Extracted data entries

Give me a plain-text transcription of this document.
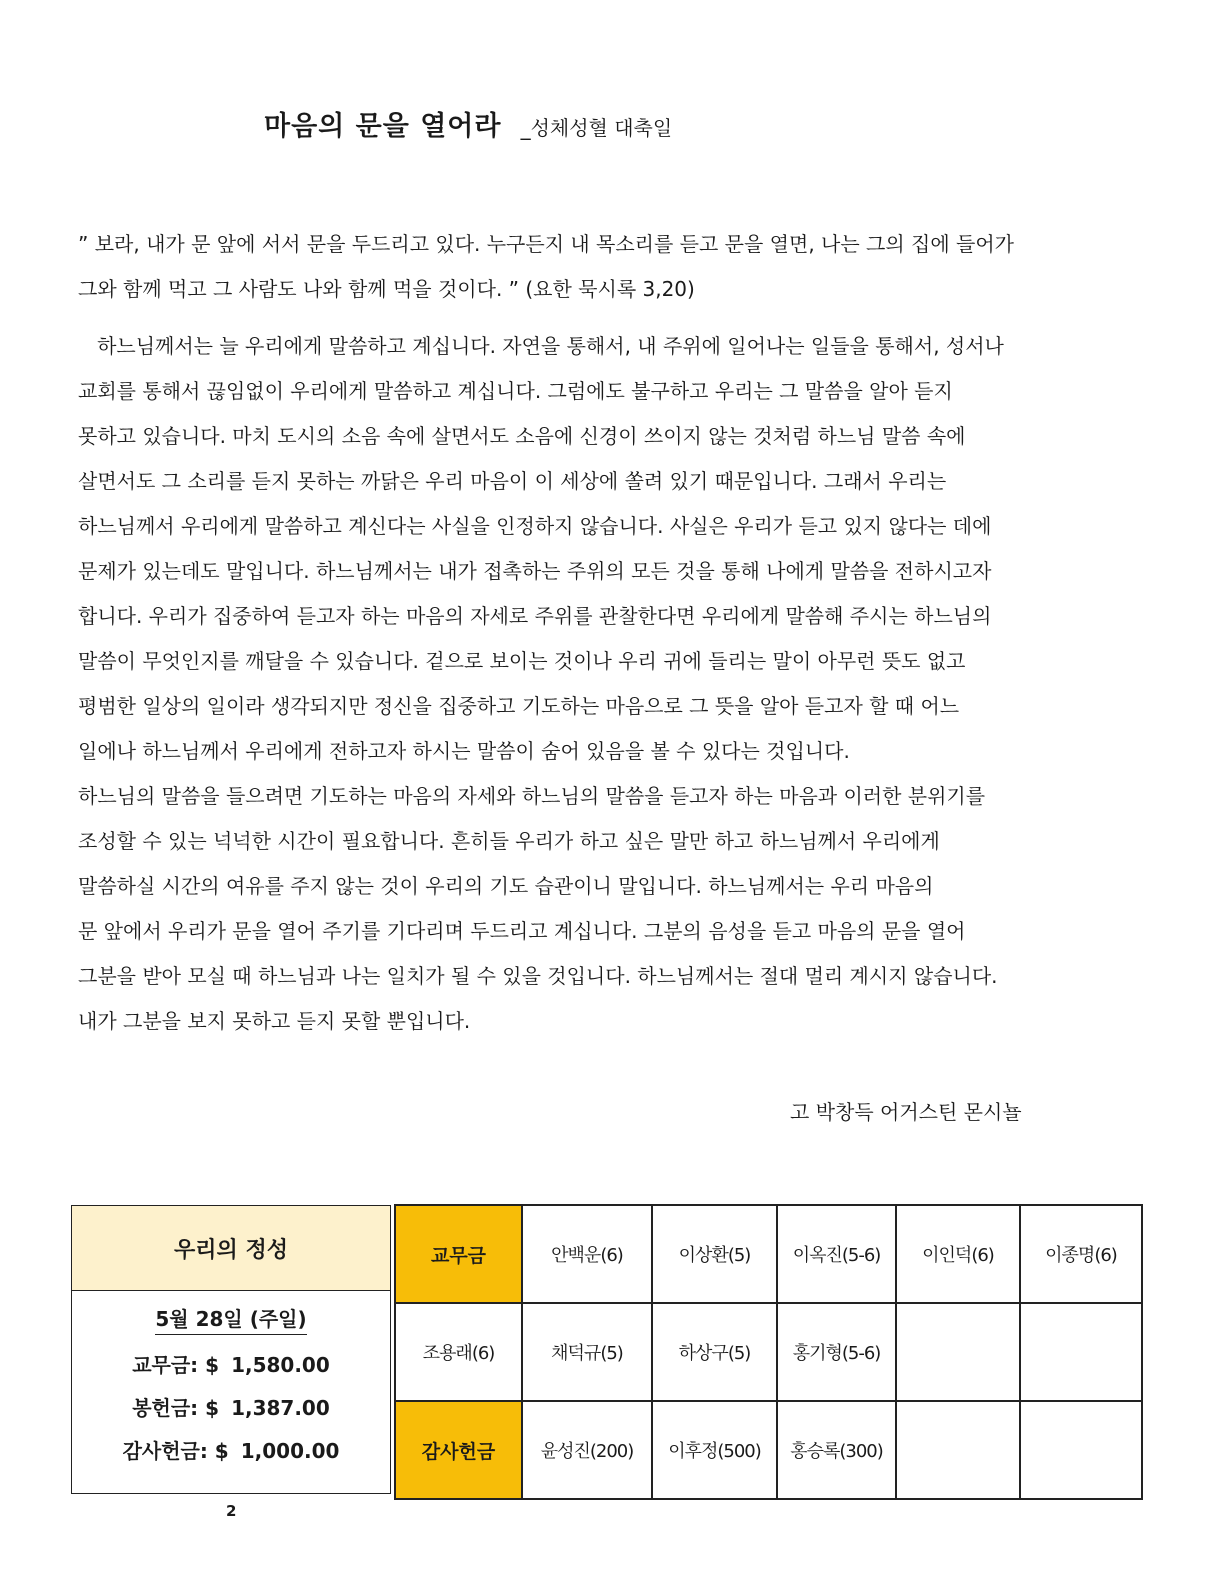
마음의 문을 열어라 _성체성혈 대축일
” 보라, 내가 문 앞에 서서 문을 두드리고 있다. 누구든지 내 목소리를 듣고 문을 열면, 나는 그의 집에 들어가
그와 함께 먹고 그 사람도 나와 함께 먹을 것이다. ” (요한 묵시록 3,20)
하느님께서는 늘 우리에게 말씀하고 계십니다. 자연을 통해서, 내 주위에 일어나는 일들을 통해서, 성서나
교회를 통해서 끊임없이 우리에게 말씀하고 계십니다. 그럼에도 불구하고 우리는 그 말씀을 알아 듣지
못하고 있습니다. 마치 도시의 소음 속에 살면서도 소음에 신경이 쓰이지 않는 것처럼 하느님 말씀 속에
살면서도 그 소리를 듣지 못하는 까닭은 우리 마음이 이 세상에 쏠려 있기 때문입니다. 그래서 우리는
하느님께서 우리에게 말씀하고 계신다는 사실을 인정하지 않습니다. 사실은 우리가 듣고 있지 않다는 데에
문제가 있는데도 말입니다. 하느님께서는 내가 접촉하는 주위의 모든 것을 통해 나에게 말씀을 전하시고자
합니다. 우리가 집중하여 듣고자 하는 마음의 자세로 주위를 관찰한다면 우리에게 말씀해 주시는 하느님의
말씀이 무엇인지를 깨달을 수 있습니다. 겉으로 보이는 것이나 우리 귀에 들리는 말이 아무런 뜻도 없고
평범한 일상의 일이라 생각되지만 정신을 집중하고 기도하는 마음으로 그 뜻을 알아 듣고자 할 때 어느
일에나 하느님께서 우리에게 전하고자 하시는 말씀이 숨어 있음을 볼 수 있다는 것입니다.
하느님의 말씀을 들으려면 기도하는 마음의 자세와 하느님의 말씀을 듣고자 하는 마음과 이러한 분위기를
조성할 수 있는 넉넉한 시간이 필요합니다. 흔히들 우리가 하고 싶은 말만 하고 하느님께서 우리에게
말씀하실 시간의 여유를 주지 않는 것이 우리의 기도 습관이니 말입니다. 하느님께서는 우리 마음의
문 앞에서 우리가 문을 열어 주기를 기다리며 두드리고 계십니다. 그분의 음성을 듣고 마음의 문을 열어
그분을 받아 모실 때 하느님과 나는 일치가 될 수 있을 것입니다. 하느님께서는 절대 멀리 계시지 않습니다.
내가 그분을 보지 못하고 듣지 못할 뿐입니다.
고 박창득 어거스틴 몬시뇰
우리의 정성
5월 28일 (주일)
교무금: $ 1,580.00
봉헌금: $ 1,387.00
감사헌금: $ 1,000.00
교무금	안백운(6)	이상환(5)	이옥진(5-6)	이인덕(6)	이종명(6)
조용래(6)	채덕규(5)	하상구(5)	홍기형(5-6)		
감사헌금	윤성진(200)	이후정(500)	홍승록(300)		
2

- Description of the task
Leave out every picture and copy the rest of the records exactly.

- Exercise response
Give me a plain-text transcription of this document.
마음의 문을 열어라 _성체성혈 대축일
” 보라, 내가 문 앞에 서서 문을 두드리고 있다. 누구든지 내 목소리를 듣고 문을 열면, 나는 그의 집에 들어가
그와 함께 먹고 그 사람도 나와 함께 먹을 것이다. ” (요한 묵시록 3,20)
하느님께서는 늘 우리에게 말씀하고 계십니다. 자연을 통해서, 내 주위에 일어나는 일들을 통해서, 성서나
교회를 통해서 끊임없이 우리에게 말씀하고 계십니다. 그럼에도 불구하고 우리는 그 말씀을 알아 듣지
못하고 있습니다. 마치 도시의 소음 속에 살면서도 소음에 신경이 쓰이지 않는 것처럼 하느님 말씀 속에
살면서도 그 소리를 듣지 못하는 까닭은 우리 마음이 이 세상에 쏠려 있기 때문입니다. 그래서 우리는
하느님께서 우리에게 말씀하고 계신다는 사실을 인정하지 않습니다. 사실은 우리가 듣고 있지 않다는 데에
문제가 있는데도 말입니다. 하느님께서는 내가 접촉하는 주위의 모든 것을 통해 나에게 말씀을 전하시고자
합니다. 우리가 집중하여 듣고자 하는 마음의 자세로 주위를 관찰한다면 우리에게 말씀해 주시는 하느님의
말씀이 무엇인지를 깨달을 수 있습니다. 겉으로 보이는 것이나 우리 귀에 들리는 말이 아무런 뜻도 없고
평범한 일상의 일이라 생각되지만 정신을 집중하고 기도하는 마음으로 그 뜻을 알아 듣고자 할 때 어느
일에나 하느님께서 우리에게 전하고자 하시는 말씀이 숨어 있음을 볼 수 있다는 것입니다.
하느님의 말씀을 들으려면 기도하는 마음의 자세와 하느님의 말씀을 듣고자 하는 마음과 이러한 분위기를
조성할 수 있는 넉넉한 시간이 필요합니다. 흔히들 우리가 하고 싶은 말만 하고 하느님께서 우리에게
말씀하실 시간의 여유를 주지 않는 것이 우리의 기도 습관이니 말입니다. 하느님께서는 우리 마음의
문 앞에서 우리가 문을 열어 주기를 기다리며 두드리고 계십니다. 그분의 음성을 듣고 마음의 문을 열어
그분을 받아 모실 때 하느님과 나는 일치가 될 수 있을 것입니다. 하느님께서는 절대 멀리 계시지 않습니다.
내가 그분을 보지 못하고 듣지 못할 뿐입니다.
고 박창득 어거스틴 몬시뇰
우리의 정성
5월 28일 (주일)
교무금: $ 1,580.00
봉헌금: $ 1,387.00
감사헌금: $ 1,000.00
교무금	안백운(6)	이상환(5)	이옥진(5-6)	이인덕(6)	이종명(6)
조용래(6)	채덕규(5)	하상구(5)	홍기형(5-6)		
감사헌금	윤성진(200)	이후정(500)	홍승록(300)		
2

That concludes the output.